Do this: Go through the lines below. Copy those with "chevron".

-- Begin --

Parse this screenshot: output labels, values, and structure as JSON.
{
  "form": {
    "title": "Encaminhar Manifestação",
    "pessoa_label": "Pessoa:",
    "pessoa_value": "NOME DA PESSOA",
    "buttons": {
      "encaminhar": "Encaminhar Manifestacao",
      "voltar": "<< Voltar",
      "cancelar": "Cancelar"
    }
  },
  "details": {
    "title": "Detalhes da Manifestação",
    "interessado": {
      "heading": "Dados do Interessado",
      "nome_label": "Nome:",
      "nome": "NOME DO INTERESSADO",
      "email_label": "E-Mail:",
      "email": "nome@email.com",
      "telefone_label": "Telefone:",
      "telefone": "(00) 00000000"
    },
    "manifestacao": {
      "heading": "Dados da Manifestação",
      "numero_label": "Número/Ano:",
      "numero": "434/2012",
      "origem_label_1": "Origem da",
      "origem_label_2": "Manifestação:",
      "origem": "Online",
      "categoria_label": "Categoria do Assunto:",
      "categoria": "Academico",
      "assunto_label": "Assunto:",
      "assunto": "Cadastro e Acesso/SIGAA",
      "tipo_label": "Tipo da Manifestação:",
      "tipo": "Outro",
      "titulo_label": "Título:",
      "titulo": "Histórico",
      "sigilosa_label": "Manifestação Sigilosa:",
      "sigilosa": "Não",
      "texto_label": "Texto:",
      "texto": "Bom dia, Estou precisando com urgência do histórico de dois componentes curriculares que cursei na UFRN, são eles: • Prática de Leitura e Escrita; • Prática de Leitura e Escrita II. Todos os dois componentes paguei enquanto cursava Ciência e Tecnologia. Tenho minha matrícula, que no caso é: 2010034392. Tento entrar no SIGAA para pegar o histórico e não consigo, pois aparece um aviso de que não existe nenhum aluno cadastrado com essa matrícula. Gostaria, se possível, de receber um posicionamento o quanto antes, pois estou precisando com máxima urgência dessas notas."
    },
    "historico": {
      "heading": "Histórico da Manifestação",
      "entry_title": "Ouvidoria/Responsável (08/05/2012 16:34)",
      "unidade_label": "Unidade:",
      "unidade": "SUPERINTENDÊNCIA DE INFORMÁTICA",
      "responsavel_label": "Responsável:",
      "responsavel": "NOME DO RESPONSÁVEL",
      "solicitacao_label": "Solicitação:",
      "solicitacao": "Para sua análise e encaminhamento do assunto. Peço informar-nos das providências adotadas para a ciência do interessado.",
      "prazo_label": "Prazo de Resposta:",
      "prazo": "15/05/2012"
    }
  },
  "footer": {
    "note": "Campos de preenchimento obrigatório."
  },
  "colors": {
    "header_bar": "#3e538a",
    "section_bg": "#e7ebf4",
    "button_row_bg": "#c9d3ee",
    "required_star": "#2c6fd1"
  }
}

-- End --
-- Begin --

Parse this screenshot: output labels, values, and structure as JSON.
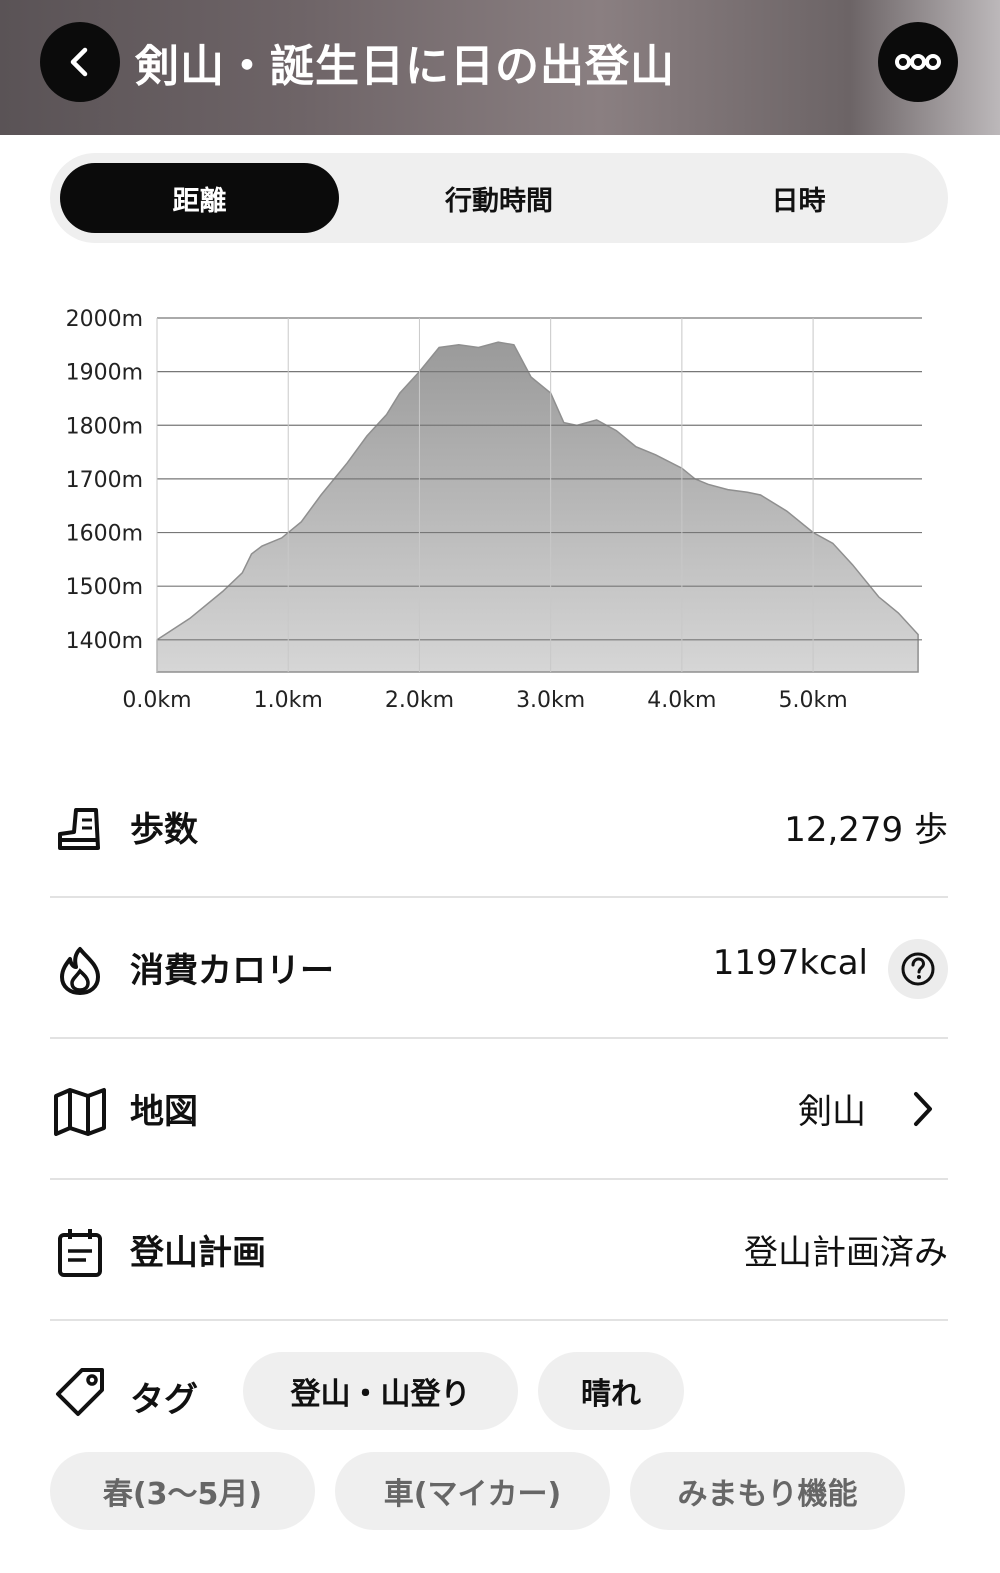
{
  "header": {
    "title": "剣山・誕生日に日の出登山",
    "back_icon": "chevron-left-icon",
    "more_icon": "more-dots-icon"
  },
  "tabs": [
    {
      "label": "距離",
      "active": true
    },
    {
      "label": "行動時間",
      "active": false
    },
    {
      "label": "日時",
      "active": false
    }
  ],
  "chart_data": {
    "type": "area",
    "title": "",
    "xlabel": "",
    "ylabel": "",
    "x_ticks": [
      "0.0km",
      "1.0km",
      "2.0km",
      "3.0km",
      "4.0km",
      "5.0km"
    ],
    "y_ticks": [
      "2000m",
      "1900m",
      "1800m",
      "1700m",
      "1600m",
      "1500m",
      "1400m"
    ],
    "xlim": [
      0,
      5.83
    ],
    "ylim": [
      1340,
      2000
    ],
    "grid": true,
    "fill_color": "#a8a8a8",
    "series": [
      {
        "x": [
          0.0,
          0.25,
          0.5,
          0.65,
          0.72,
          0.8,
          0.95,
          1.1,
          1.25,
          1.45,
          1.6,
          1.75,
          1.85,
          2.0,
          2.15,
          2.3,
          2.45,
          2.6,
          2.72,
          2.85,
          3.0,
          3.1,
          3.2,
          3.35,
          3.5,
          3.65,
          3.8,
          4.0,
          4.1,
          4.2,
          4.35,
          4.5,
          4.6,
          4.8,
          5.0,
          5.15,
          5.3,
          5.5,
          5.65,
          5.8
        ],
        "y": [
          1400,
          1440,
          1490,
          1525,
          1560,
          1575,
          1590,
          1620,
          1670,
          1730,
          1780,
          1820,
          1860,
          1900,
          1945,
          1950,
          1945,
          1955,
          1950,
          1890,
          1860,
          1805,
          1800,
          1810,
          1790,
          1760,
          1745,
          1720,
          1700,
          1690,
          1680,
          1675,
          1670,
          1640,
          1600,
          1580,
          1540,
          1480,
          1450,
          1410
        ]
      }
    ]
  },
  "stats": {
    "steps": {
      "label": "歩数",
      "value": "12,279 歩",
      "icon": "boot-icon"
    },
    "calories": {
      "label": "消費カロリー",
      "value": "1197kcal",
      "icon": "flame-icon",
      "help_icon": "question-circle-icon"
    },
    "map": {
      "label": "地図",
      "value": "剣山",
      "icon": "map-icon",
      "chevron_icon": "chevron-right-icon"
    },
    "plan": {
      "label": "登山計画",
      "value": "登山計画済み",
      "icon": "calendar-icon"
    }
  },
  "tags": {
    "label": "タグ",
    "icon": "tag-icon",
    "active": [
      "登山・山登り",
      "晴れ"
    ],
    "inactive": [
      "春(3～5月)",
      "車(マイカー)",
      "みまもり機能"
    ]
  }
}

-- End --

Exercise solution:
    "back_icon": "chevron-left-icon",
      "chevron_icon": "chevron-right-icon"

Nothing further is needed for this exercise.